WORK TO DO => Reproduce the passage of the article on the Bulls' triangle offense from "The triple post - or" to "it full time.", word for word.

The Bulls' offensive weapon of choice
Triumph of the Triangle
By Marty Burns

BY NOW IT SHOULD BE THE LATEST RAGE, bigger even than the macarena. Every Armani-clad coach from John Calipari to Darrell Walker should be studying it letter by letter. Every player should be practicing his "ping passes" and "pinch posts." Every fan should be dusting off his high school geometry textbooks.

We're talking, of course, about the Chicago Bulls' much-acclaimed triangle offense, the fast-moving, quick-passing, geometric-sounding system that the Bulls have employed in winning four NBA championships in the past six seasons. Even those skeptics who wondered during Chicago's three-peat years whether the Bulls really needed any offense other than 'get the ball to Michael Jordan' must have been convinced after last season's record-setting 72-10 campaign, in which Chicago led the league in scoring (105.2 points per game) while committing the fourth-fewest turnovers (14.3 per game). The triangle offense? Might as well call it the Bermuda Triangle for those who have to play against it.
      Yet despite its obvious success, few NBA coaches have been willing to copy the system. Even in a league where imitation has long been the surest form of job security, few have tried. "I'm surprised more people don't run it," say Knicks assistant coach Brendan Malone, the former Pistons assistant and Raptors coach who is considered reigning guru on defending the Bulls. "Usually people in sports emulate success. When Bobby Knight won the college title in 1976, everybody started to use the motion offense he used. But you don't see many teams running the triple post."
      The triple post - or sideline triangle, as the Bulls prefer to call it - is hardly a secret. It has been around in various forms since at least the 1940s, when then USC coach Sam Barry ran a version of it with a stocky guard named Fred (Tex) Winter. Winter, now 74 years old and a Bulls assistant coach, used the offense when he became coach at Kansas State, where he won eight Big Eight championships from 1953 to 1967. After several more coaching stops and two brief retirements, Winter moved to the Bulls in 1985 and continued to refine the offense until Phil Jackson took over in 1989 and installed it full time.

MATERIAL =>
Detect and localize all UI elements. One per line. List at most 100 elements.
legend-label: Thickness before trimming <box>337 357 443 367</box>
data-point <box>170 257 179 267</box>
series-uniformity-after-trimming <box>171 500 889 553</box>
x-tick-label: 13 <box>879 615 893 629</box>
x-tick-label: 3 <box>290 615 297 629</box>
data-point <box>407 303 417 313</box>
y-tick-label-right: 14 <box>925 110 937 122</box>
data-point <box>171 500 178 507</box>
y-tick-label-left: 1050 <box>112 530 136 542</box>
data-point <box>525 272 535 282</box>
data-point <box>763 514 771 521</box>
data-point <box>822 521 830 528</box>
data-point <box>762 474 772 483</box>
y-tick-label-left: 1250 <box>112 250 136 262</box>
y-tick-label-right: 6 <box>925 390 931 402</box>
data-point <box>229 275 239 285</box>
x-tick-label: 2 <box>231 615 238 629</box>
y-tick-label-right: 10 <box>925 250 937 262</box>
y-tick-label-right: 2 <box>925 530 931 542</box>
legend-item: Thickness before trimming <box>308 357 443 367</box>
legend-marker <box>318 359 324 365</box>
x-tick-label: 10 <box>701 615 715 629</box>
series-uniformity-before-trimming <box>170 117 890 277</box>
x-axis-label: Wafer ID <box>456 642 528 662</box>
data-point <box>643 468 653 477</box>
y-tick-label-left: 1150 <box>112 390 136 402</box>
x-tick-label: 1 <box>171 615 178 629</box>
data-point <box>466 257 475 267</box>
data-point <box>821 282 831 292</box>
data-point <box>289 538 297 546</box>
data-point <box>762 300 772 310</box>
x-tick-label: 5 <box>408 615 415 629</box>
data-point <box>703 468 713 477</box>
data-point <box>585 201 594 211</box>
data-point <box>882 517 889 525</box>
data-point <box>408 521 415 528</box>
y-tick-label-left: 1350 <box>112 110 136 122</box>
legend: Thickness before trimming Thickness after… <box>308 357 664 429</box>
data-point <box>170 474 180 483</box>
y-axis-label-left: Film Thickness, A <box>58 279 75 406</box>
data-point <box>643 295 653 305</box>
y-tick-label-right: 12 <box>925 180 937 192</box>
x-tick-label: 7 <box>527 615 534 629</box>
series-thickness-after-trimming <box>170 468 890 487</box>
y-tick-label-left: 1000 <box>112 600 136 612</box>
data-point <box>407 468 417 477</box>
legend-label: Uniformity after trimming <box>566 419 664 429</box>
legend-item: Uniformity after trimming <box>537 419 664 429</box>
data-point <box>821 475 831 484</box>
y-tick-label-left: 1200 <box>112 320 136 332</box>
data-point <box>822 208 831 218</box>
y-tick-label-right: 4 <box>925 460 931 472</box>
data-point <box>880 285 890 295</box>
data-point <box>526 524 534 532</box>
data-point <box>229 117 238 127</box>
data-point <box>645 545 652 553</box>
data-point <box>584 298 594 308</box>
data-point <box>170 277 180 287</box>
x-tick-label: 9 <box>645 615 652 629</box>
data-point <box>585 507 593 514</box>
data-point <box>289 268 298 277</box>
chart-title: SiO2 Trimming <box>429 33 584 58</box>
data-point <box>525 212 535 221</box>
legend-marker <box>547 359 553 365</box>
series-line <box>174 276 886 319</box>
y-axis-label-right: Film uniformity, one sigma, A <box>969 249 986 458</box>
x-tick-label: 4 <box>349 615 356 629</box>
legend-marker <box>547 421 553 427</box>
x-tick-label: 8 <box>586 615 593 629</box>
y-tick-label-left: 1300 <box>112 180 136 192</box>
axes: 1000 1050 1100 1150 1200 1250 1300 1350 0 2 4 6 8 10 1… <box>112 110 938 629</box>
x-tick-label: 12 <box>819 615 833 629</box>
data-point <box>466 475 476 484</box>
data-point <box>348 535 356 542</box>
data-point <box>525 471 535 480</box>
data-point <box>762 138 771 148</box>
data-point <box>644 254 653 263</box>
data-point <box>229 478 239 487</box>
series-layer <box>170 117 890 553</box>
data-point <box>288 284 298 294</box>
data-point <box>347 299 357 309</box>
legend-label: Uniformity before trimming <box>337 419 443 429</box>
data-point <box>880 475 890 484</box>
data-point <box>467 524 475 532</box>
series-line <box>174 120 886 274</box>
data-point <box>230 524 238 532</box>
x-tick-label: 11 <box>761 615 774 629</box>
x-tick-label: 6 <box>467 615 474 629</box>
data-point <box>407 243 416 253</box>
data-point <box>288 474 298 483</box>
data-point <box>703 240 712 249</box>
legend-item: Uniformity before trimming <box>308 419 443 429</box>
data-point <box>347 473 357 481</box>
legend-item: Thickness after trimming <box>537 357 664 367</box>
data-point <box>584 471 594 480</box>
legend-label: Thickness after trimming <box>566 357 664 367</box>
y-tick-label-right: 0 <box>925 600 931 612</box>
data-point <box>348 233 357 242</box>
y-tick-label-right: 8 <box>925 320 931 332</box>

OUTPUT OF THE EXERCISE =>
The triple post - or sideline triangle, as the Bulls prefer to call it - is hardly a secret. It has been around in various forms since at least the 1940s, when then USC coach Sam Barry ran a version of it with a stocky guard named Fred (Tex) Winter. Winter, now 74 years old and a Bulls assistant coach, used the offense when he became coach at Kansas State, where he won eight Big Eight championships from 1953 to 1967. After several more coaching stops and two brief retirements, Winter moved to the Bulls in 1985 and continued to refine the offense until Phil Jackson took over in 1989 and installed it full time.